(OBJECTIVE)
Copy out the listing that follows, exact in every word, and skip the images.

— begin MATERIAL PROVIDED —

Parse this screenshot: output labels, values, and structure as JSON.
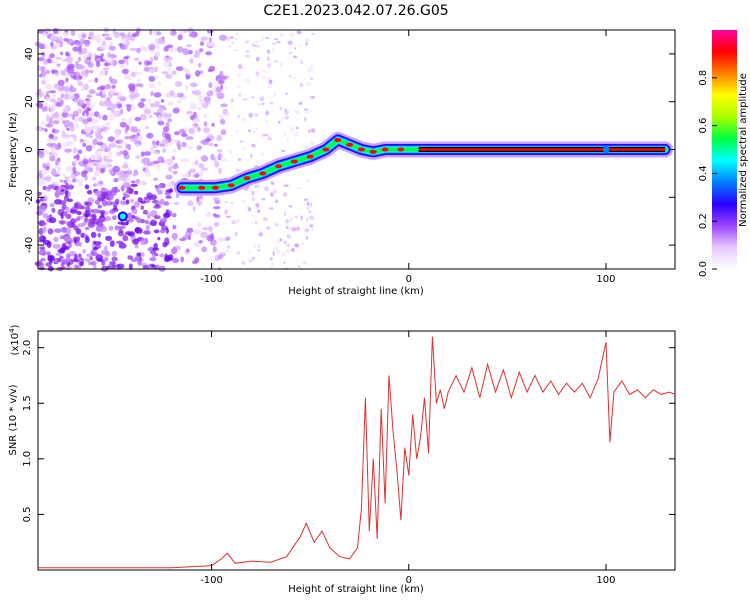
{
  "title": "C2E1.2023.042.07.26.G05",
  "chart_data": [
    {
      "type": "heatmap",
      "xlabel": "Height of straight line (km)",
      "ylabel": "Frequency (Hz)",
      "xlim": [
        -188,
        135
      ],
      "ylim": [
        -50,
        50
      ],
      "xticks": [
        "-100",
        "0",
        "100"
      ],
      "yticks": [
        "-40",
        "-20",
        "0",
        "20",
        "40"
      ],
      "ridge": [
        {
          "x": -115,
          "y": -16
        },
        {
          "x": -105,
          "y": -16
        },
        {
          "x": -98,
          "y": -16
        },
        {
          "x": -90,
          "y": -15
        },
        {
          "x": -82,
          "y": -12
        },
        {
          "x": -74,
          "y": -10
        },
        {
          "x": -66,
          "y": -7
        },
        {
          "x": -58,
          "y": -5
        },
        {
          "x": -50,
          "y": -3
        },
        {
          "x": -42,
          "y": 0
        },
        {
          "x": -36,
          "y": 4
        },
        {
          "x": -30,
          "y": 2
        },
        {
          "x": -24,
          "y": 0
        },
        {
          "x": -18,
          "y": -1
        },
        {
          "x": -12,
          "y": 0
        },
        {
          "x": -4,
          "y": 0
        },
        {
          "x": 5,
          "y": 0
        },
        {
          "x": 130,
          "y": 0
        }
      ],
      "colorbar": {
        "label": "Normalized spectral amplitude",
        "ticks": [
          "0.0",
          "0.2",
          "0.4",
          "0.6",
          "0.8"
        ],
        "colors": [
          "#ffffff",
          "#e9c8ff",
          "#9a44ff",
          "#2a00ff",
          "#0080ff",
          "#00ffff",
          "#00ff40",
          "#aaff00",
          "#ffff00",
          "#ff8000",
          "#ff0000",
          "#ff00a0"
        ]
      }
    },
    {
      "type": "line",
      "xlabel": "Height of straight line (km)",
      "ylabel": "SNR (10 * v/v)",
      "yscale_label": "(x10",
      "yscale_exp": "4",
      "xlim": [
        -188,
        135
      ],
      "ylim": [
        0,
        2.15
      ],
      "xticks": [
        "-100",
        "0",
        "100"
      ],
      "yticks": [
        "0.5",
        "1.0",
        "1.5",
        "2.0"
      ],
      "color": "#e03030",
      "series": [
        {
          "x": [
            -188,
            -120,
            -100,
            -95,
            -92,
            -88,
            -80,
            -70,
            -62,
            -55,
            -52,
            -48,
            -44,
            -40,
            -35,
            -30,
            -26,
            -24,
            -22,
            -20,
            -18,
            -16,
            -14,
            -12,
            -10,
            -8,
            -6,
            -4,
            -2,
            0,
            2,
            4,
            6,
            8,
            10,
            12,
            14,
            16,
            18,
            20,
            24,
            28,
            32,
            36,
            40,
            44,
            48,
            52,
            56,
            60,
            64,
            68,
            72,
            76,
            80,
            84,
            88,
            92,
            96,
            100,
            102,
            104,
            108,
            112,
            116,
            120,
            124,
            128,
            132,
            135
          ],
          "y": [
            0.02,
            0.02,
            0.04,
            0.1,
            0.15,
            0.06,
            0.08,
            0.07,
            0.12,
            0.3,
            0.42,
            0.25,
            0.35,
            0.2,
            0.12,
            0.1,
            0.2,
            0.55,
            1.55,
            0.35,
            1.0,
            0.28,
            1.45,
            0.6,
            1.75,
            1.25,
            0.9,
            0.45,
            1.1,
            0.85,
            1.4,
            1.0,
            1.2,
            1.55,
            1.05,
            2.1,
            1.5,
            1.62,
            1.45,
            1.6,
            1.75,
            1.6,
            1.82,
            1.55,
            1.85,
            1.6,
            1.8,
            1.55,
            1.78,
            1.6,
            1.75,
            1.6,
            1.7,
            1.58,
            1.68,
            1.6,
            1.68,
            1.55,
            1.72,
            2.05,
            1.15,
            1.6,
            1.7,
            1.58,
            1.62,
            1.55,
            1.62,
            1.58,
            1.6,
            1.58
          ]
        }
      ]
    }
  ]
}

— end MATERIAL PROVIDED —

(FINISHED EXERCISE)
Parse this screenshot: output labels, values, and structure as JSON.
{
  "title": "C2E1.2023.042.07.26.G05",
  "chart_data": [
    {
      "type": "heatmap",
      "xlabel": "Height of straight line (km)",
      "ylabel": "Frequency (Hz)",
      "xlim": [
        -188,
        135
      ],
      "ylim": [
        -50,
        50
      ],
      "xticks": [
        "-100",
        "0",
        "100"
      ],
      "yticks": [
        "-40",
        "-20",
        "0",
        "20",
        "40"
      ],
      "ridge": [
        {
          "x": -115,
          "y": -16
        },
        {
          "x": -105,
          "y": -16
        },
        {
          "x": -98,
          "y": -16
        },
        {
          "x": -90,
          "y": -15
        },
        {
          "x": -82,
          "y": -12
        },
        {
          "x": -74,
          "y": -10
        },
        {
          "x": -66,
          "y": -7
        },
        {
          "x": -58,
          "y": -5
        },
        {
          "x": -50,
          "y": -3
        },
        {
          "x": -42,
          "y": 0
        },
        {
          "x": -36,
          "y": 4
        },
        {
          "x": -30,
          "y": 2
        },
        {
          "x": -24,
          "y": 0
        },
        {
          "x": -18,
          "y": -1
        },
        {
          "x": -12,
          "y": 0
        },
        {
          "x": -4,
          "y": 0
        },
        {
          "x": 5,
          "y": 0
        },
        {
          "x": 130,
          "y": 0
        }
      ],
      "colorbar": {
        "label": "Normalized spectral amplitude",
        "ticks": [
          "0.0",
          "0.2",
          "0.4",
          "0.6",
          "0.8"
        ],
        "colors": [
          "#ffffff",
          "#e9c8ff",
          "#9a44ff",
          "#2a00ff",
          "#0080ff",
          "#00ffff",
          "#00ff40",
          "#aaff00",
          "#ffff00",
          "#ff8000",
          "#ff0000",
          "#ff00a0"
        ]
      }
    },
    {
      "type": "line",
      "xlabel": "Height of straight line (km)",
      "ylabel": "SNR (10 * v/v)",
      "yscale_label": "(x10",
      "yscale_exp": "4",
      "xlim": [
        -188,
        135
      ],
      "ylim": [
        0,
        2.15
      ],
      "xticks": [
        "-100",
        "0",
        "100"
      ],
      "yticks": [
        "0.5",
        "1.0",
        "1.5",
        "2.0"
      ],
      "color": "#e03030",
      "series": [
        {
          "x": [
            -188,
            -120,
            -100,
            -95,
            -92,
            -88,
            -80,
            -70,
            -62,
            -55,
            -52,
            -48,
            -44,
            -40,
            -35,
            -30,
            -26,
            -24,
            -22,
            -20,
            -18,
            -16,
            -14,
            -12,
            -10,
            -8,
            -6,
            -4,
            -2,
            0,
            2,
            4,
            6,
            8,
            10,
            12,
            14,
            16,
            18,
            20,
            24,
            28,
            32,
            36,
            40,
            44,
            48,
            52,
            56,
            60,
            64,
            68,
            72,
            76,
            80,
            84,
            88,
            92,
            96,
            100,
            102,
            104,
            108,
            112,
            116,
            120,
            124,
            128,
            132,
            135
          ],
          "y": [
            0.02,
            0.02,
            0.04,
            0.1,
            0.15,
            0.06,
            0.08,
            0.07,
            0.12,
            0.3,
            0.42,
            0.25,
            0.35,
            0.2,
            0.12,
            0.1,
            0.2,
            0.55,
            1.55,
            0.35,
            1.0,
            0.28,
            1.45,
            0.6,
            1.75,
            1.25,
            0.9,
            0.45,
            1.1,
            0.85,
            1.4,
            1.0,
            1.2,
            1.55,
            1.05,
            2.1,
            1.5,
            1.62,
            1.45,
            1.6,
            1.75,
            1.6,
            1.82,
            1.55,
            1.85,
            1.6,
            1.8,
            1.55,
            1.78,
            1.6,
            1.75,
            1.6,
            1.7,
            1.58,
            1.68,
            1.6,
            1.68,
            1.55,
            1.72,
            2.05,
            1.15,
            1.6,
            1.7,
            1.58,
            1.62,
            1.55,
            1.62,
            1.58,
            1.6,
            1.58
          ]
        }
      ]
    }
  ]
}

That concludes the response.